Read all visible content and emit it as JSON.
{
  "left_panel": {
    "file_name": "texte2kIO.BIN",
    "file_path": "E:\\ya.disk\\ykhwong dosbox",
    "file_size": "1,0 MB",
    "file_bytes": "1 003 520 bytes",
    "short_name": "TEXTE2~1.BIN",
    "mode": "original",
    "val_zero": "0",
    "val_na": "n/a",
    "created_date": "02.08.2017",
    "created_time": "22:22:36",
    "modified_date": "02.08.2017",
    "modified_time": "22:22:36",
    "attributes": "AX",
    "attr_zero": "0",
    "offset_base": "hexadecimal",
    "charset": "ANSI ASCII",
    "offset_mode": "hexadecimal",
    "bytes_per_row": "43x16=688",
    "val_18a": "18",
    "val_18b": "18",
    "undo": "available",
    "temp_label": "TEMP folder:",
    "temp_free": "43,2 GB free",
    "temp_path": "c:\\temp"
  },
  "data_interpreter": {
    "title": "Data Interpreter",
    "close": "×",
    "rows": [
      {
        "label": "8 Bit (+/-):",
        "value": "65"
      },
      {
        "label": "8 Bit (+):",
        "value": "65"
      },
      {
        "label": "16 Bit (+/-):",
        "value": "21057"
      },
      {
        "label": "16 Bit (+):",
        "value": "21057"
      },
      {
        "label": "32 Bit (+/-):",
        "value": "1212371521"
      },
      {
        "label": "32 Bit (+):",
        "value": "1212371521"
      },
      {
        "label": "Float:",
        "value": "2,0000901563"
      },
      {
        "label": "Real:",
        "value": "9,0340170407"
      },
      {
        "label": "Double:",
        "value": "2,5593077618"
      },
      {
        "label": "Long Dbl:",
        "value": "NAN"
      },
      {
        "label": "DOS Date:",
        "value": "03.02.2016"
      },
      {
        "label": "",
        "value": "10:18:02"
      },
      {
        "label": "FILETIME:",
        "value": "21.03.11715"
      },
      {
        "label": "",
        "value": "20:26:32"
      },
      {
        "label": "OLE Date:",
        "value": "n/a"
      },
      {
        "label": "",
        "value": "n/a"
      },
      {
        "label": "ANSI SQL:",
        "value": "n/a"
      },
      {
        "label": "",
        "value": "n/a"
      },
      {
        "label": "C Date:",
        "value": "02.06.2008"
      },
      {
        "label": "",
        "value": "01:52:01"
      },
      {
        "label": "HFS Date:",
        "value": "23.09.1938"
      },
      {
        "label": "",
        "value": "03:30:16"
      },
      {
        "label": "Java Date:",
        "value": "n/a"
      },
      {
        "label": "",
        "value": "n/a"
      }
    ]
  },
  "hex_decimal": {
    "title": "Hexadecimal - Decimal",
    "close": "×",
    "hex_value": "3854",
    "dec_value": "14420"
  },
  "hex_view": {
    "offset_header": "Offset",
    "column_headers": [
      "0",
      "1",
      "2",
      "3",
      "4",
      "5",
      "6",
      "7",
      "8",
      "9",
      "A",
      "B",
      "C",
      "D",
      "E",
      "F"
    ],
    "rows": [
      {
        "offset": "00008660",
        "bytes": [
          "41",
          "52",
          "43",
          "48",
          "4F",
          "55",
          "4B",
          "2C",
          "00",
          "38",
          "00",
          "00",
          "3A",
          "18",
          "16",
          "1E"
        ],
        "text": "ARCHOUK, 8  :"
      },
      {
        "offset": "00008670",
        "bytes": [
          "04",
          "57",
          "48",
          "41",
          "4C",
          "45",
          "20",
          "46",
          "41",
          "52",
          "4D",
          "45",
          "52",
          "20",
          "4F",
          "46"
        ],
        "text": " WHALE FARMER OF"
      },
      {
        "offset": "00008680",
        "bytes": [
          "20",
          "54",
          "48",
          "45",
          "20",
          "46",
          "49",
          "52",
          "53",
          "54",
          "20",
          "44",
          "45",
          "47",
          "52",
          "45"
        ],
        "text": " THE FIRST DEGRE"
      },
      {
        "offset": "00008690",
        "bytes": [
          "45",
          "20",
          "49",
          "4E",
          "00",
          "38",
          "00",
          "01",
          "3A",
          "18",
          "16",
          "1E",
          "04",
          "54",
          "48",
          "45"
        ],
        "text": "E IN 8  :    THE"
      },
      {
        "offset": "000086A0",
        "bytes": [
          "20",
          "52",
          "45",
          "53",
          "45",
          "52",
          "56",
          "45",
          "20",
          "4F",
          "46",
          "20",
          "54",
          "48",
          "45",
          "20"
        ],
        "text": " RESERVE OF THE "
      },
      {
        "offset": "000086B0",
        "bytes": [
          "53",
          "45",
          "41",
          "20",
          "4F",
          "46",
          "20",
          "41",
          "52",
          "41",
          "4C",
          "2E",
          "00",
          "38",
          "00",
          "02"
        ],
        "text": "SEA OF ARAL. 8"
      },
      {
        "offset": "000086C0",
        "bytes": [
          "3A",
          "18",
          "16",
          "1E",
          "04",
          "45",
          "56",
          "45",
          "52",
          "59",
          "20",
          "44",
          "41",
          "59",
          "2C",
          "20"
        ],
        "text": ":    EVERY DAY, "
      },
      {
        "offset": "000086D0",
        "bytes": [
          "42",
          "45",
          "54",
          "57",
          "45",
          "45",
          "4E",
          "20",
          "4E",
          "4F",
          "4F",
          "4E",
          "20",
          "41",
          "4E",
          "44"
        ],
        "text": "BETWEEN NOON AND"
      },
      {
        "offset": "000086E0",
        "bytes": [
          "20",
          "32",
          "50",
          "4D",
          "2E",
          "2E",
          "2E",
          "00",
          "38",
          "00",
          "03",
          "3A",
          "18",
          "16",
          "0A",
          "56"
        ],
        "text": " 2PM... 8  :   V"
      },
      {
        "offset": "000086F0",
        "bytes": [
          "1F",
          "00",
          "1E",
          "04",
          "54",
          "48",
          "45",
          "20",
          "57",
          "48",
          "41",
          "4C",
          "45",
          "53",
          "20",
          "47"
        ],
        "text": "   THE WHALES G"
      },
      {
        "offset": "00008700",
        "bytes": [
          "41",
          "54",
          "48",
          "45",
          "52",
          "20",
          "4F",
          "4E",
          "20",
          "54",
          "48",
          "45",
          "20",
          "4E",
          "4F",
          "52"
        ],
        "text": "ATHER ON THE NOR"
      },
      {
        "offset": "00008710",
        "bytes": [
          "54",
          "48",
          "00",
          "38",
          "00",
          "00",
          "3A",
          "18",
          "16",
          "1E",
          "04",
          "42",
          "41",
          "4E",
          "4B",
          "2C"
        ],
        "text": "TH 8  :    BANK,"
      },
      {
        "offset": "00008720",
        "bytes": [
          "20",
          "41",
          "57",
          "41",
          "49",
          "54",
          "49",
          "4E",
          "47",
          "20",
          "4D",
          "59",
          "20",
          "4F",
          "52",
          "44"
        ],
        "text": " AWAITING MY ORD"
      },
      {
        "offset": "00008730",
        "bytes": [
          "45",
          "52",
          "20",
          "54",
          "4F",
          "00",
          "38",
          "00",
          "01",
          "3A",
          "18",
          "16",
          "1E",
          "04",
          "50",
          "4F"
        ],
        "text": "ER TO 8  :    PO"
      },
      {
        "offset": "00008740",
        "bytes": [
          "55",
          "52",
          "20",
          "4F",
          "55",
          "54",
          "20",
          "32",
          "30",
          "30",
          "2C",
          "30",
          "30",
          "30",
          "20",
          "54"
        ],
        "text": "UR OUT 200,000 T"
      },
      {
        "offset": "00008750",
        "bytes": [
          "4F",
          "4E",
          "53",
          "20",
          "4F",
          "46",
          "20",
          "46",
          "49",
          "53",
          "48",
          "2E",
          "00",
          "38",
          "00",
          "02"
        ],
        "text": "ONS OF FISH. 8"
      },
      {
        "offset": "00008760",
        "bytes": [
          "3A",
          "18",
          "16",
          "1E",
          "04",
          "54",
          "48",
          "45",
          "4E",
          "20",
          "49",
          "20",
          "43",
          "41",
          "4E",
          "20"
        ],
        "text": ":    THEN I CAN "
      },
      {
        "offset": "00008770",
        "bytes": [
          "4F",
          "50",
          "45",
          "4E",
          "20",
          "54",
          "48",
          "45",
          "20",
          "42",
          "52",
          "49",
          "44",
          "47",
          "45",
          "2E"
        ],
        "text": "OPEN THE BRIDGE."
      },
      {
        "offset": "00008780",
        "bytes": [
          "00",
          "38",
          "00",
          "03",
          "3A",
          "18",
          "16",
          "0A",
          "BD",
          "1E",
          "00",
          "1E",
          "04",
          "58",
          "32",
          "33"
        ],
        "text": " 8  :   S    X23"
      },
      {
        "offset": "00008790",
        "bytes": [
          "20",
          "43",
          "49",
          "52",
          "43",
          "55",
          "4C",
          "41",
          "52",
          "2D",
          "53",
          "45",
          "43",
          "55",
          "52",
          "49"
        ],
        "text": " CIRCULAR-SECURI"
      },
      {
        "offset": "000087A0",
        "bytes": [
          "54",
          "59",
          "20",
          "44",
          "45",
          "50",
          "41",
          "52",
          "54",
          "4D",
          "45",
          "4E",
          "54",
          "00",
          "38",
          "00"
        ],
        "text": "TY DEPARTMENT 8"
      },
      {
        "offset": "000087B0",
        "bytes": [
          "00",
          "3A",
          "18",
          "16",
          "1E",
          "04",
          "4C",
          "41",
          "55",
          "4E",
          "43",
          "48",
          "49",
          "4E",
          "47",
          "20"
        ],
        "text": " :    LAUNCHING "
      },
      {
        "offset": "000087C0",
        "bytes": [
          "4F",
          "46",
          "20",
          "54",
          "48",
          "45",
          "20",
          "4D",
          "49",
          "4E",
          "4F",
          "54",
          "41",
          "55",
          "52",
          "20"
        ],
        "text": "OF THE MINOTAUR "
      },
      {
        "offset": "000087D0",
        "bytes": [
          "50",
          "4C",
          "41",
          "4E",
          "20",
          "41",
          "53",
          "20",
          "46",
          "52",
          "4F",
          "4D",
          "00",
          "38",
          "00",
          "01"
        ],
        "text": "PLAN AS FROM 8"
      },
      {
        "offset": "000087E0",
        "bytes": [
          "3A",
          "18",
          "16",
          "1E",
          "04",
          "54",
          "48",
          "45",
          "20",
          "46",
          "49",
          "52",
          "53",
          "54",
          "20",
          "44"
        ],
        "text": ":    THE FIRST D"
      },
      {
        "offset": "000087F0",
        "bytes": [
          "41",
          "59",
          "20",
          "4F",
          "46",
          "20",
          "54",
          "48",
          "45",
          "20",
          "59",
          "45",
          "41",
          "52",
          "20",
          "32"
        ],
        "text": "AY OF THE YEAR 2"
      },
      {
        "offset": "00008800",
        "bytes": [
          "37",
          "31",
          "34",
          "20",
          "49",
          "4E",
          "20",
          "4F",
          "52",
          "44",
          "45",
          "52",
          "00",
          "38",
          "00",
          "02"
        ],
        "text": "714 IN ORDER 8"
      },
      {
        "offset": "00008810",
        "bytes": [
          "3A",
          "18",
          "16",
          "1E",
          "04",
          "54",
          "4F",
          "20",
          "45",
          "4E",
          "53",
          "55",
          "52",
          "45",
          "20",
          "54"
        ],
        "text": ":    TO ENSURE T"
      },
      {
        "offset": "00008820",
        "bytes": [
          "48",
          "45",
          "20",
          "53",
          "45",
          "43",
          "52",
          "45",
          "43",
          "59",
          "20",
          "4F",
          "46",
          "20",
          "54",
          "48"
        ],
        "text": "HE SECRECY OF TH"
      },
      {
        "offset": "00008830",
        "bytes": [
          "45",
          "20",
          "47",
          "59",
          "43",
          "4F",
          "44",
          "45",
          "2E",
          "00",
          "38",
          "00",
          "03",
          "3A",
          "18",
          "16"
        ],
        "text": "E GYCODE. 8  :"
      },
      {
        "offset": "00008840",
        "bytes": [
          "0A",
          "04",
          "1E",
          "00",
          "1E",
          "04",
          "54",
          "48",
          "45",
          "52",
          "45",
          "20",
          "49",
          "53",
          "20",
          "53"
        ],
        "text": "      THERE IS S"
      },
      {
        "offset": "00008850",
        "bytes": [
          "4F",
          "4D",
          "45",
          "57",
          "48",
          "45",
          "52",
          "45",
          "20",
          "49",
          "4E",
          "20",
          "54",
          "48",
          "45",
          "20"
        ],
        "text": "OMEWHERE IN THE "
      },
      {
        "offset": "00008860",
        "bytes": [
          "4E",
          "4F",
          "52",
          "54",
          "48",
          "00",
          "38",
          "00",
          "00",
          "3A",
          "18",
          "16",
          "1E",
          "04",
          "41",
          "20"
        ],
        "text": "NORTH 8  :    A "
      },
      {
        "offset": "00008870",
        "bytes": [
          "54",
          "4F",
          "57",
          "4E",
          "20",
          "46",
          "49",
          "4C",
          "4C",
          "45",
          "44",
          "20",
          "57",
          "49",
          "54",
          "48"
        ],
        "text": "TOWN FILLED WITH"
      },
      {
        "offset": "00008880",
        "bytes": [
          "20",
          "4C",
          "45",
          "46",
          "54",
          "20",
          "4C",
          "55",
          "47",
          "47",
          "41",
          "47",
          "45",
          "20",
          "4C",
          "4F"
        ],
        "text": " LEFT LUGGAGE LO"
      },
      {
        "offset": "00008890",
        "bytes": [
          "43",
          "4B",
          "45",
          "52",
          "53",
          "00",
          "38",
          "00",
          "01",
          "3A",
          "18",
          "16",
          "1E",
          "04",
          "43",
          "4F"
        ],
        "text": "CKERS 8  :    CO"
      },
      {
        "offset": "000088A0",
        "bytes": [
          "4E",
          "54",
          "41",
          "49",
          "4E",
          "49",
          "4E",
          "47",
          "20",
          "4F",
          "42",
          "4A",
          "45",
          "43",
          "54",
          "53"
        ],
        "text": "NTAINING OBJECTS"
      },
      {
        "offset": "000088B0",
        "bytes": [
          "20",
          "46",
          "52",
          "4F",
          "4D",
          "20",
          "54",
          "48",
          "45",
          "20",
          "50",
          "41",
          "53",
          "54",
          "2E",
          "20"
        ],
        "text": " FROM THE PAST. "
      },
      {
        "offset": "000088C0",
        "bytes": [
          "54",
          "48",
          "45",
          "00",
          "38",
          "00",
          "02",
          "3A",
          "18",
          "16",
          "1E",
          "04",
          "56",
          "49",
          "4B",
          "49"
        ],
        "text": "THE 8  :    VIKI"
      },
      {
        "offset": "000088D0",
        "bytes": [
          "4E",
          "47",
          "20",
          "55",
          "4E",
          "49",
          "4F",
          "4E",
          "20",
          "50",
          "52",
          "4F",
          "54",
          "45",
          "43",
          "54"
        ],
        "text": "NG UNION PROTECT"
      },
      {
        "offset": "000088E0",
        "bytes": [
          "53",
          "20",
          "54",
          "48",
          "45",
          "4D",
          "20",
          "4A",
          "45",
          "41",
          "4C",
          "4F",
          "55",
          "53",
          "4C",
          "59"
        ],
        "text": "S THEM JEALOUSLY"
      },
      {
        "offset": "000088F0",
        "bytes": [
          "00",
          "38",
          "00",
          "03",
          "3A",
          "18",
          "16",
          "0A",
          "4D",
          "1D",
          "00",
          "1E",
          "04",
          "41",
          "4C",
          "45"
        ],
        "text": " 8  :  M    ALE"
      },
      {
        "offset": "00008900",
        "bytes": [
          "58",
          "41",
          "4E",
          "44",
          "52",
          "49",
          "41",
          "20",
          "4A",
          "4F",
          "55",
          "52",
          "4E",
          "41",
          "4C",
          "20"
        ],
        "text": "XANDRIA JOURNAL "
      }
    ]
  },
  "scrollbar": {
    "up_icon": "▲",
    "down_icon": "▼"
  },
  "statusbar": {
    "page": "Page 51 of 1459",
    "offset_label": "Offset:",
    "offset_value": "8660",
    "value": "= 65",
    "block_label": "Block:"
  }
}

- **SET PROBLEM**
Read through the entries and copy every line that includes "FROM".

- **RESPONSE**
        "text": "PLAN AS FROM 8"
        "text": " FROM THE PAST. "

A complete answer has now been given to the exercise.